**EXCERPT**
———
During the trip I went 'over due' for 20 days. Although not listed 'missing', I was out of touch with the outside World of loved ones and friends who had no idea of where I was.
This is what happened . . .
I set off a day later than everybody thought I had. Being at a small island in the Perlas group off Panama I no phone or internet connection. I was waiting for 'the weather'. Next to me was was my friend Mike, an ex Olympic snow board champion turned sailor, on his boat Easy. We had a fish dinner cooked on a drift wood fire on the beach. The next day I set off. Mike followed and was joined by the White Spot Pirate girls Nike and Maria on their boats Karl and Joana who, together with Mike were , heading for Columbia. By morning I was alone.

The next 18 days was a slow near windless trip to round the the north of the Galapagos islands arriving and crossing the equator in the early hours of Christmas morning. It was by now very rough and all I could do was heat up some noodles for my Christmas dinner.
This was the way it was going to be. The sea was like a washing machine, all angry and confused. Most of the time it was with 5 metre swells that broke at the top. As it was a down wind sail (Trade winds) the 'weather' was behind me. On White shadow I don't have power auto helm only a hydrovane wind steering system. normally it is a brilliant bit of kit but like all wind vanes doesn't like down wind sailing. The huge swell was pushing water past the boat faster than she was traveling, this meant that the rudder had nothing to bite into. The other major factor is that although the sea conditions looked and felt like we were in a storm there was effectually no wind. I'd never seen that before. Big sea no wind. I was making around 3 knots. I never saw 5 knots on the entire trip! During this time the boat motion was violent with constant rolling and side decks going underwater. At times we'd get a broadside hit. The sound of a ton of water hitting the side of the boast at force was an explosion inside the hull.
And so it was . . . for 6 weeks.
I'd torn the mainsail and bought that down. It had been boomed out to the side. Then the fore sail got damaged. While up on the foredeck I checked the forestay (front cable that supports the mast) and saw to my horror that the securing pin was half out. I was within half an inch of loosing the mast. After dropping all sail and Shaddie doing her usual thing of lying across the weather! I set to work trying to get the pin back in. There was so much load on the stay it was impossible to more than a half repair and only do a makeshift job of things. I judged it to dangerous for me to remain on the fore deck and returned to the safety of the cockpit.
———
[Element and coordinate records]
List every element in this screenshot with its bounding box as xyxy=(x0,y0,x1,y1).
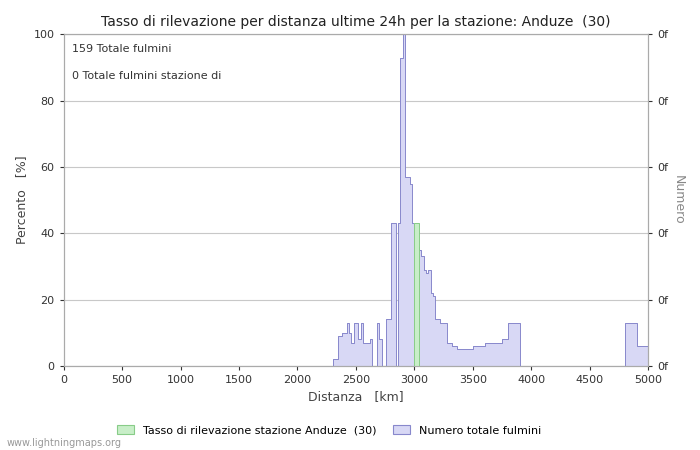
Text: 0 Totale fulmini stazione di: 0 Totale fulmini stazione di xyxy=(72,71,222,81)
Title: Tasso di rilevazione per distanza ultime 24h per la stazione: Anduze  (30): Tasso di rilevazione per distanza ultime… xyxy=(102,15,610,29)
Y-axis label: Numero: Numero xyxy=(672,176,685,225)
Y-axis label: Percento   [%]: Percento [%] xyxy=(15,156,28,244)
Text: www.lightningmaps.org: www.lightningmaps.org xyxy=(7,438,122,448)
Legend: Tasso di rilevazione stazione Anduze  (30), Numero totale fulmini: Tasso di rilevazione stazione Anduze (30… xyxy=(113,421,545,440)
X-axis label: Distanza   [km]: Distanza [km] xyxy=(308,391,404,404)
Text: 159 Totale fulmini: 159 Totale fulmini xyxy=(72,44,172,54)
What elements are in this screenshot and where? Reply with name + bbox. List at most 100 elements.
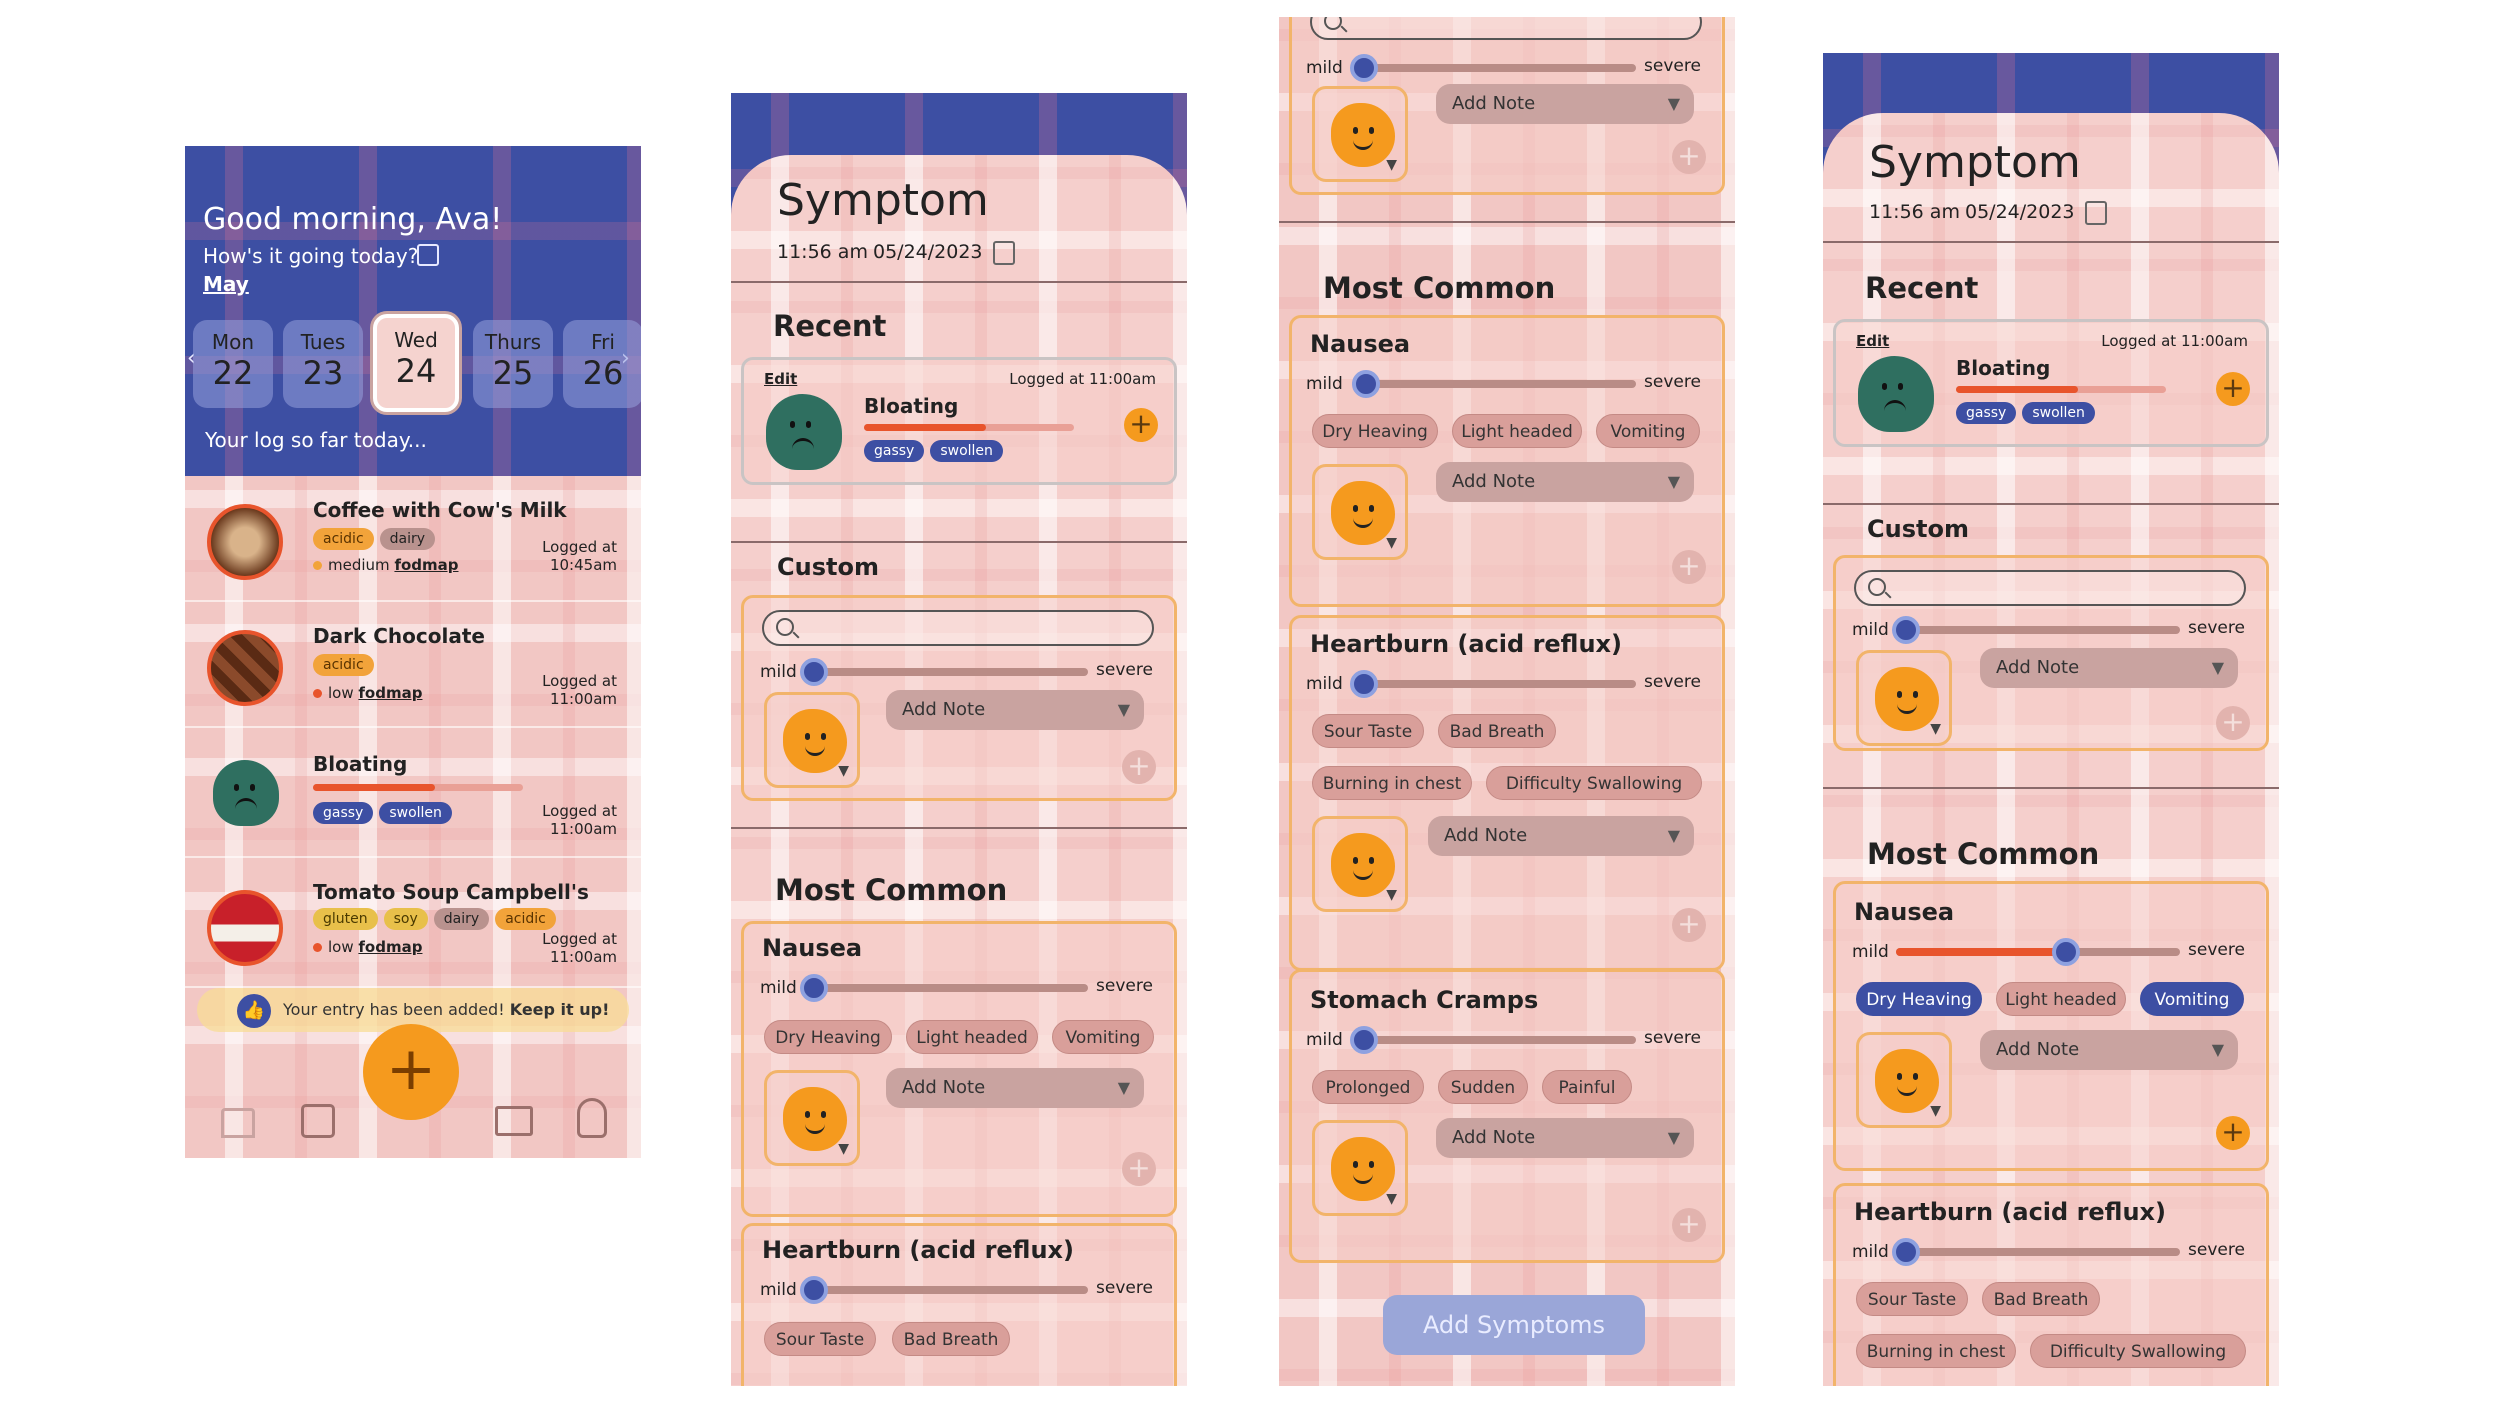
———
**GIVEN EXERCISE 1**
Reproduce word for word the part of the sailing account from "This is what" to "I was alone.".
**GIVEN EXERCISE 2**
According to the sailing account, what steering system does White Shadow have in place of a power autohelm?

**WORKED ANSWER 1**
This is what happened . . .
I set off a day later than everybody thought I had. Being at a small island in the Perlas group off Panama I no phone or internet connection. I was waiting for 'the weather'. Next to me was was my friend Mike, an ex Olympic snow board champion turned sailor, on his boat Easy. We had a fish dinner cooked on a drift wood fire on the beach. The next day I set off. Mike followed and was joined by the White Spot Pirate girls Nike and Maria on their boats Karl and Joana who, together with Mike were , heading for Columbia. By morning I was alone.

**WORKED ANSWER 2**
A hydrovane wind steering system.